> [Data entries]:
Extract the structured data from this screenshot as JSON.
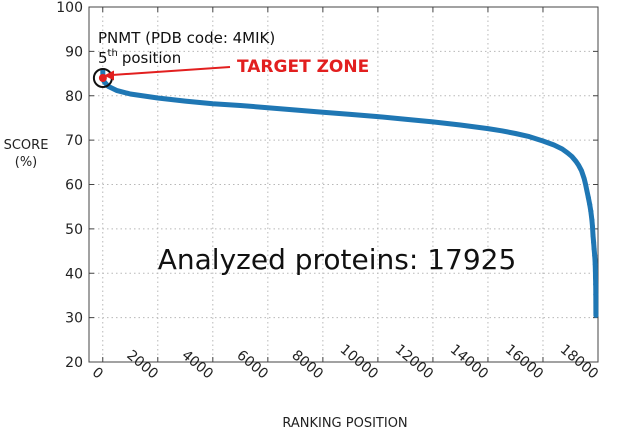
{
  "chart_data": {
    "type": "scatter",
    "title": "",
    "xlabel": "RANKING POSITION",
    "ylabel_line1": "SCORE",
    "ylabel_line2": "(%)",
    "xlim": [
      -500,
      18000
    ],
    "ylim": [
      20,
      100
    ],
    "xticks": [
      0,
      2000,
      4000,
      6000,
      8000,
      10000,
      12000,
      14000,
      16000,
      18000
    ],
    "yticks": [
      20,
      30,
      40,
      50,
      60,
      70,
      80,
      90,
      100
    ],
    "xtick_labels": [
      "0",
      "2000",
      "4000",
      "6000",
      "8000",
      "10000",
      "12000",
      "14000",
      "16000",
      "18000"
    ],
    "ytick_labels": [
      "20",
      "30",
      "40",
      "50",
      "60",
      "70",
      "80",
      "90",
      "100"
    ],
    "grid": true,
    "series": [
      {
        "color": "#1f77b4",
        "x": [
          1,
          5,
          50,
          200,
          500,
          1000,
          2000,
          3000,
          4000,
          5000,
          6000,
          7000,
          8000,
          9000,
          10000,
          11000,
          12000,
          13000,
          14000,
          14500,
          15000,
          15500,
          16000,
          16400,
          16700,
          16900,
          17050,
          17200,
          17300,
          17400,
          17500,
          17550,
          17600,
          17650,
          17700,
          17740,
          17780,
          17800,
          17820,
          17840,
          17860,
          17880,
          17890,
          17900,
          17905,
          17910,
          17915,
          17920,
          17925
        ],
        "y": [
          85.5,
          84.0,
          83.2,
          82.1,
          81.2,
          80.4,
          79.5,
          78.8,
          78.2,
          77.8,
          77.3,
          76.8,
          76.3,
          75.8,
          75.3,
          74.7,
          74.1,
          73.4,
          72.6,
          72.1,
          71.5,
          70.8,
          69.8,
          68.9,
          68.0,
          67.1,
          66.3,
          65.2,
          64.3,
          63.1,
          61.3,
          60.0,
          58.5,
          57.0,
          55.5,
          54.0,
          52.0,
          50.5,
          48.5,
          47.0,
          45.5,
          44.0,
          43.0,
          42.0,
          40.5,
          39.0,
          37.5,
          35.2,
          30.5
        ]
      }
    ],
    "annotations": {
      "protein_line": "PNMT (PDB code: 4MIK)",
      "position_number": "5",
      "position_suffix": "th",
      "position_word": "position",
      "target_label": "TARGET ZONE",
      "analyzed": "Analyzed proteins: 17925",
      "target_color": "#e21f1f",
      "target_x": 5,
      "target_y": 84
    }
  }
}
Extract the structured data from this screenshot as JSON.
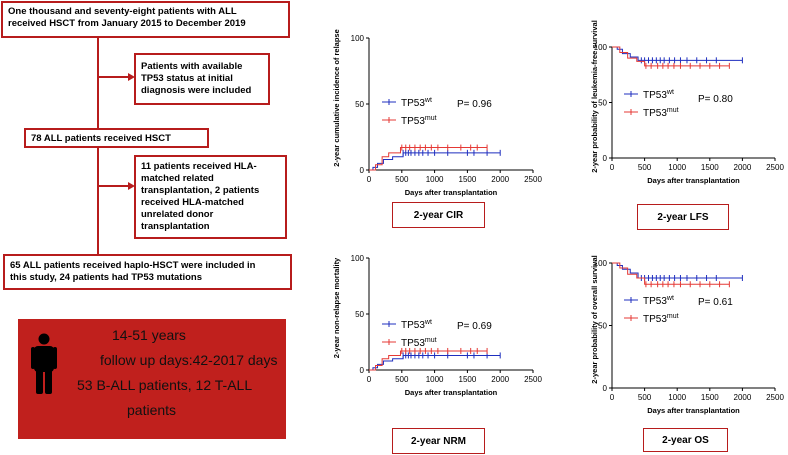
{
  "flowchart": {
    "box1": [
      "One thousand and seventy-eight patients with ALL",
      "received HSCT from January 2015 to December 2019"
    ],
    "box2": [
      "Patients with available",
      "TP53 status at initial",
      "diagnosis were included"
    ],
    "box3": [
      "78 ALL patients received HSCT"
    ],
    "box4": [
      "11 patients received HLA-",
      "matched related",
      "transplantation, 2 patients",
      "received HLA-matched",
      "unrelated donor",
      "transplantation"
    ],
    "box5": [
      "65 ALL patients received haplo-HSCT were included in",
      "this study, 24 patients had TP53 mutations"
    ]
  },
  "summary": {
    "age": "14-51 years",
    "followup": "follow up days:42-2017 days",
    "types_line1": "53 B-ALL patients, 12 T-ALL",
    "types_line2": "patients"
  },
  "colors": {
    "accent": "#b71c1c",
    "summary_bg": "#c0201d",
    "wt": "#1f2fbf",
    "mut": "#e53935"
  },
  "icons": {
    "summary": "person-icon"
  },
  "chart_data": [
    {
      "type": "line",
      "ylabel": "2-year cumulative incidence of relapse",
      "xlabel": "Days after transplantation",
      "caption": "2-year CIR",
      "p_value": "P= 0.96",
      "xlim": [
        0,
        2500
      ],
      "ylim": [
        0,
        100
      ],
      "xticks": [
        "0",
        "500",
        "1000",
        "1500",
        "2000",
        "2500"
      ],
      "yticks": [
        "0",
        "50",
        "100"
      ],
      "legend": [
        {
          "name": "TP53",
          "sup": "wt"
        },
        {
          "name": "TP53",
          "sup": "mut"
        }
      ],
      "series": [
        {
          "key": "wt",
          "steps": [
            [
              0,
              0
            ],
            [
              60,
              2
            ],
            [
              130,
              5
            ],
            [
              220,
              8
            ],
            [
              360,
              10
            ],
            [
              520,
              13
            ],
            [
              2000,
              13
            ]
          ],
          "censors": [
            520,
            560,
            600,
            640,
            700,
            760,
            820,
            900,
            1000,
            1200,
            1500,
            1600,
            1800,
            2000
          ]
        },
        {
          "key": "mut",
          "steps": [
            [
              0,
              0
            ],
            [
              100,
              4
            ],
            [
              200,
              10
            ],
            [
              300,
              13
            ],
            [
              480,
              17
            ],
            [
              1800,
              17
            ]
          ],
          "censors": [
            500,
            560,
            620,
            700,
            780,
            860,
            950,
            1050,
            1200,
            1400,
            1550,
            1650,
            1800
          ]
        }
      ]
    },
    {
      "type": "line",
      "ylabel": "2-year probability of leukemia-free survival",
      "xlabel": "Days after transplantation",
      "caption": "2-year LFS",
      "p_value": "P= 0.80",
      "xlim": [
        0,
        2500
      ],
      "ylim": [
        0,
        100
      ],
      "xticks": [
        "0",
        "500",
        "1000",
        "1500",
        "2000",
        "2500"
      ],
      "yticks": [
        "0",
        "50",
        "100"
      ],
      "legend": [
        {
          "name": "TP53",
          "sup": "wt"
        },
        {
          "name": "TP53",
          "sup": "mut"
        }
      ],
      "series": [
        {
          "key": "wt",
          "steps": [
            [
              0,
              100
            ],
            [
              80,
              98
            ],
            [
              160,
              94
            ],
            [
              280,
              91
            ],
            [
              400,
              88
            ],
            [
              2000,
              88
            ]
          ],
          "censors": [
            450,
            500,
            560,
            620,
            680,
            740,
            800,
            880,
            960,
            1050,
            1150,
            1300,
            1450,
            1600,
            2000
          ]
        },
        {
          "key": "mut",
          "steps": [
            [
              0,
              100
            ],
            [
              120,
              95
            ],
            [
              240,
              90
            ],
            [
              380,
              87
            ],
            [
              500,
              83
            ],
            [
              1800,
              83
            ]
          ],
          "censors": [
            520,
            600,
            700,
            780,
            860,
            950,
            1050,
            1200,
            1350,
            1500,
            1650,
            1800
          ]
        }
      ]
    },
    {
      "type": "line",
      "ylabel": "2-year non-relapse mortality",
      "xlabel": "Days after transplantation",
      "caption": "2-year NRM",
      "p_value": "P= 0.69",
      "xlim": [
        0,
        2500
      ],
      "ylim": [
        0,
        100
      ],
      "xticks": [
        "0",
        "500",
        "1000",
        "1500",
        "2000",
        "2500"
      ],
      "yticks": [
        "0",
        "50",
        "100"
      ],
      "legend": [
        {
          "name": "TP53",
          "sup": "wt"
        },
        {
          "name": "TP53",
          "sup": "mut"
        }
      ],
      "series": [
        {
          "key": "wt",
          "steps": [
            [
              0,
              0
            ],
            [
              60,
              2
            ],
            [
              130,
              5
            ],
            [
              220,
              8
            ],
            [
              360,
              10
            ],
            [
              520,
              13
            ],
            [
              2000,
              13
            ]
          ],
          "censors": [
            520,
            560,
            600,
            640,
            700,
            760,
            820,
            900,
            1000,
            1200,
            1500,
            1600,
            1800,
            2000
          ]
        },
        {
          "key": "mut",
          "steps": [
            [
              0,
              0
            ],
            [
              100,
              4
            ],
            [
              200,
              10
            ],
            [
              300,
              13
            ],
            [
              480,
              17
            ],
            [
              1800,
              17
            ]
          ],
          "censors": [
            500,
            560,
            620,
            700,
            780,
            860,
            950,
            1050,
            1200,
            1400,
            1550,
            1650,
            1800
          ]
        }
      ]
    },
    {
      "type": "line",
      "ylabel": "2-year probability of overall survival",
      "xlabel": "Days after transplantation",
      "caption": "2-year OS",
      "p_value": "P= 0.61",
      "xlim": [
        0,
        2500
      ],
      "ylim": [
        0,
        100
      ],
      "xticks": [
        "0",
        "500",
        "1000",
        "1500",
        "2000",
        "2500"
      ],
      "yticks": [
        "0",
        "50",
        "100"
      ],
      "legend": [
        {
          "name": "TP53",
          "sup": "wt"
        },
        {
          "name": "TP53",
          "sup": "mut"
        }
      ],
      "series": [
        {
          "key": "wt",
          "steps": [
            [
              0,
              100
            ],
            [
              80,
              98
            ],
            [
              160,
              95
            ],
            [
              280,
              92
            ],
            [
              400,
              88
            ],
            [
              2000,
              88
            ]
          ],
          "censors": [
            450,
            500,
            560,
            620,
            680,
            740,
            800,
            880,
            960,
            1050,
            1150,
            1300,
            1450,
            1600,
            2000
          ]
        },
        {
          "key": "mut",
          "steps": [
            [
              0,
              100
            ],
            [
              120,
              96
            ],
            [
              240,
              91
            ],
            [
              380,
              88
            ],
            [
              500,
              83
            ],
            [
              1800,
              83
            ]
          ],
          "censors": [
            520,
            600,
            700,
            780,
            860,
            950,
            1050,
            1200,
            1350,
            1500,
            1650,
            1800
          ]
        }
      ]
    }
  ]
}
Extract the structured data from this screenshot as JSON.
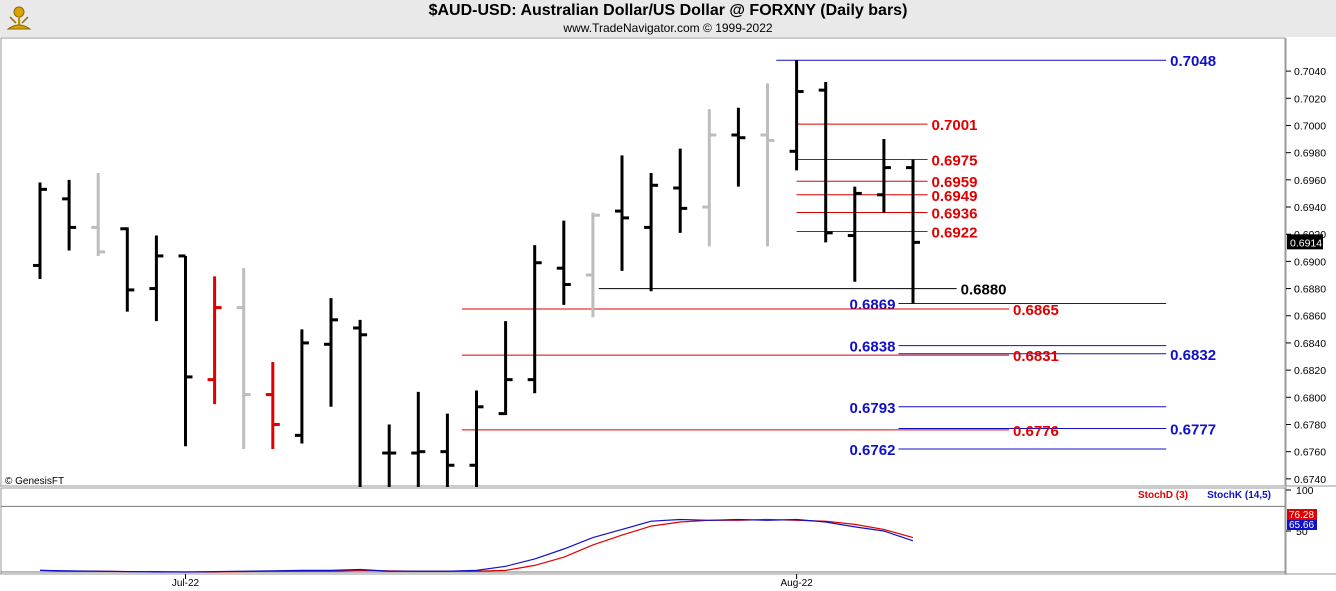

> [Exercise goal]: Return, from the data above, each line in which the string "caption" appears.

> [Answer space]:
      "caption": "2-year CIR",
      "caption": "2-year LFS",
      "caption": "2-year NRM",
      "caption": "2-year OS",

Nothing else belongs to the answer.